§ **Work instructions**
Reproduce the entire listing word for word.

┏━━

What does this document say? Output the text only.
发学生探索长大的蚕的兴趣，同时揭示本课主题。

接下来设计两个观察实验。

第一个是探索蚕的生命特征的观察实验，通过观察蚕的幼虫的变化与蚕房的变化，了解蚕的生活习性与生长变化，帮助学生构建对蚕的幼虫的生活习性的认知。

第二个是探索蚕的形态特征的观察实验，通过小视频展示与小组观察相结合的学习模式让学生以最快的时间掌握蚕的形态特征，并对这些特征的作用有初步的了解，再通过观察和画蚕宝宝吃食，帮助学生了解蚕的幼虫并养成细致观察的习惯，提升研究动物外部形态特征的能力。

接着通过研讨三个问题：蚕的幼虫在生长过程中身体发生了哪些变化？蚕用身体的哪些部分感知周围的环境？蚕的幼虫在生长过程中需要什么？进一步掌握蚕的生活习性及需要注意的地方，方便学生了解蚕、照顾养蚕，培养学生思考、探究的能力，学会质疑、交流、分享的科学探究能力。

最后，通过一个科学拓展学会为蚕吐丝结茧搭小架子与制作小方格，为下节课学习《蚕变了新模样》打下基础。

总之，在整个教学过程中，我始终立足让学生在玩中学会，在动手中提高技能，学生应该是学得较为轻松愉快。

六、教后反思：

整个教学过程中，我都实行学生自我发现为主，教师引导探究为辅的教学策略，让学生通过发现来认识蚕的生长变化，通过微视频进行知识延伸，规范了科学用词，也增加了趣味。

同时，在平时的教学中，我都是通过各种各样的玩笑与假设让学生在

┗━━

§ **Reply to the task**
What does this document say? Output the text only.
发学生探索长大的蚕的兴趣，同时揭示本课主题。

接下来设计两个观察实验。

第一个是探索蚕的生命特征的观察实验，通过观察蚕的幼虫的变化与蚕房的变化，了解蚕的生活习性与生长变化，帮助学生构建对蚕的幼虫的生活习性的认知。

第二个是探索蚕的形态特征的观察实验，通过小视频展示与小组观察相结合的学习模式让学生以最快的时间掌握蚕的形态特征，并对这些特征的作用有初步的了解，再通过观察和画蚕宝宝吃食，帮助学生了解蚕的幼虫并养成细致观察的习惯，提升研究动物外部形态特征的能力。

接着通过研讨三个问题：蚕的幼虫在生长过程中身体发生了哪些变化？蚕用身体的哪些部分感知周围的环境？蚕的幼虫在生长过程中需要什么？进一步掌握蚕的生活习性及需要注意的地方，方便学生了解蚕、照顾养蚕，培养学生思考、探究的能力，学会质疑、交流、分享的科学探究能力。

最后，通过一个科学拓展学会为蚕吐丝结茧搭小架子与制作小方格，为下节课学习《蚕变了新模样》打下基础。

总之，在整个教学过程中，我始终立足让学生在玩中学会，在动手中提高技能，学生应该是学得较为轻松愉快。

六、教后反思：

整个教学过程中，我都实行学生自我发现为主，教师引导探究为辅的教学策略，让学生通过发现来认识蚕的生长变化，通过微视频进行知识延伸，规范了科学用词，也增加了趣味。

同时，在平时的教学中，我都是通过各种各样的玩笑与假设让学生在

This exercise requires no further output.